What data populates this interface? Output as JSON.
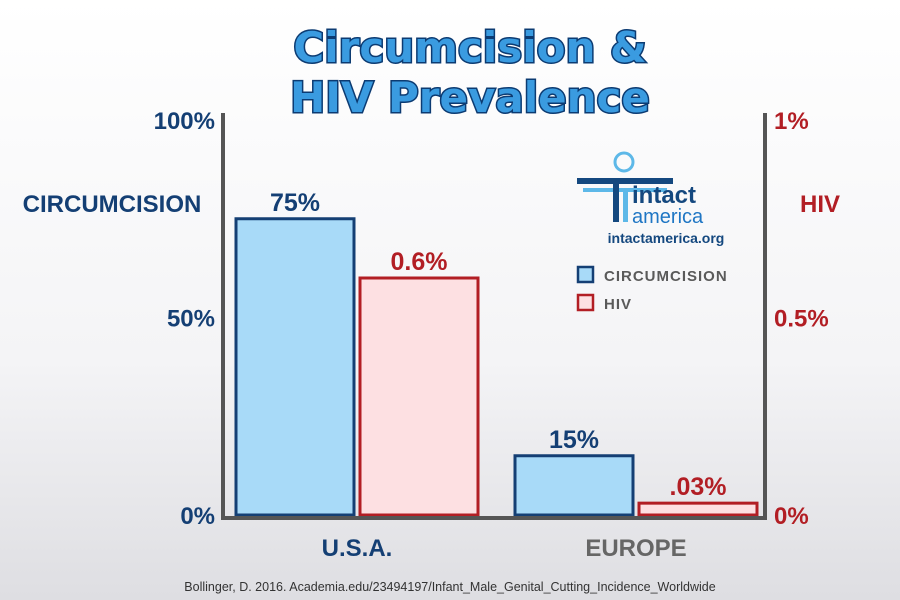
{
  "chart_data": {
    "type": "bar",
    "title_lines": [
      "Circumcision &",
      "HIV Prevalence"
    ],
    "categories": [
      "U.S.A.",
      "EUROPE"
    ],
    "series": [
      {
        "name": "CIRCUMCISION",
        "axis": "left",
        "values": [
          75,
          15
        ],
        "value_labels": [
          "75%",
          "15%"
        ],
        "color": "#a8daf8",
        "edge": "#143f74"
      },
      {
        "name": "HIV",
        "axis": "right",
        "values": [
          0.6,
          0.03
        ],
        "value_labels": [
          "0.6%",
          ".03%"
        ],
        "color": "#fde0e2",
        "edge": "#b21e24"
      }
    ],
    "left_axis": {
      "label": "CIRCUMCISION",
      "range": [
        0,
        100
      ],
      "ticks": [
        0,
        50,
        100
      ],
      "tick_labels": [
        "0%",
        "50%",
        "100%"
      ],
      "color": "#143f74"
    },
    "right_axis": {
      "label": "HIV",
      "range": [
        0,
        1
      ],
      "ticks": [
        0,
        0.5,
        1
      ],
      "tick_labels": [
        "0%",
        "0.5%",
        "1%"
      ],
      "color": "#b21e24"
    },
    "legend": {
      "position": "top-right",
      "entries": [
        "CIRCUMCISION",
        "HIV"
      ]
    },
    "category_colors": [
      "#143f74",
      "#666666"
    ],
    "source": "Bollinger, D. 2016. Academia.edu/23494197/Infant_Male_Genital_Cutting_Incidence_Worldwide"
  },
  "logo": {
    "word1": "intact",
    "word2": "america",
    "url": "intactamerica.org"
  },
  "colors": {
    "axis": "#555555",
    "title_fill": "#3a9be0",
    "title_stroke": "#0c3b72"
  }
}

__Direction__: Restate the listing above word for word, and skip the pictures.

__Reply__:
What data populates this interface? Output as JSON.
{
  "chart_data": {
    "type": "bar",
    "title_lines": [
      "Circumcision &",
      "HIV Prevalence"
    ],
    "categories": [
      "U.S.A.",
      "EUROPE"
    ],
    "series": [
      {
        "name": "CIRCUMCISION",
        "axis": "left",
        "values": [
          75,
          15
        ],
        "value_labels": [
          "75%",
          "15%"
        ],
        "color": "#a8daf8",
        "edge": "#143f74"
      },
      {
        "name": "HIV",
        "axis": "right",
        "values": [
          0.6,
          0.03
        ],
        "value_labels": [
          "0.6%",
          ".03%"
        ],
        "color": "#fde0e2",
        "edge": "#b21e24"
      }
    ],
    "left_axis": {
      "label": "CIRCUMCISION",
      "range": [
        0,
        100
      ],
      "ticks": [
        0,
        50,
        100
      ],
      "tick_labels": [
        "0%",
        "50%",
        "100%"
      ],
      "color": "#143f74"
    },
    "right_axis": {
      "label": "HIV",
      "range": [
        0,
        1
      ],
      "ticks": [
        0,
        0.5,
        1
      ],
      "tick_labels": [
        "0%",
        "0.5%",
        "1%"
      ],
      "color": "#b21e24"
    },
    "legend": {
      "position": "top-right",
      "entries": [
        "CIRCUMCISION",
        "HIV"
      ]
    },
    "category_colors": [
      "#143f74",
      "#666666"
    ],
    "source": "Bollinger, D. 2016. Academia.edu/23494197/Infant_Male_Genital_Cutting_Incidence_Worldwide"
  },
  "logo": {
    "word1": "intact",
    "word2": "america",
    "url": "intactamerica.org"
  },
  "colors": {
    "axis": "#555555",
    "title_fill": "#3a9be0",
    "title_stroke": "#0c3b72"
  }
}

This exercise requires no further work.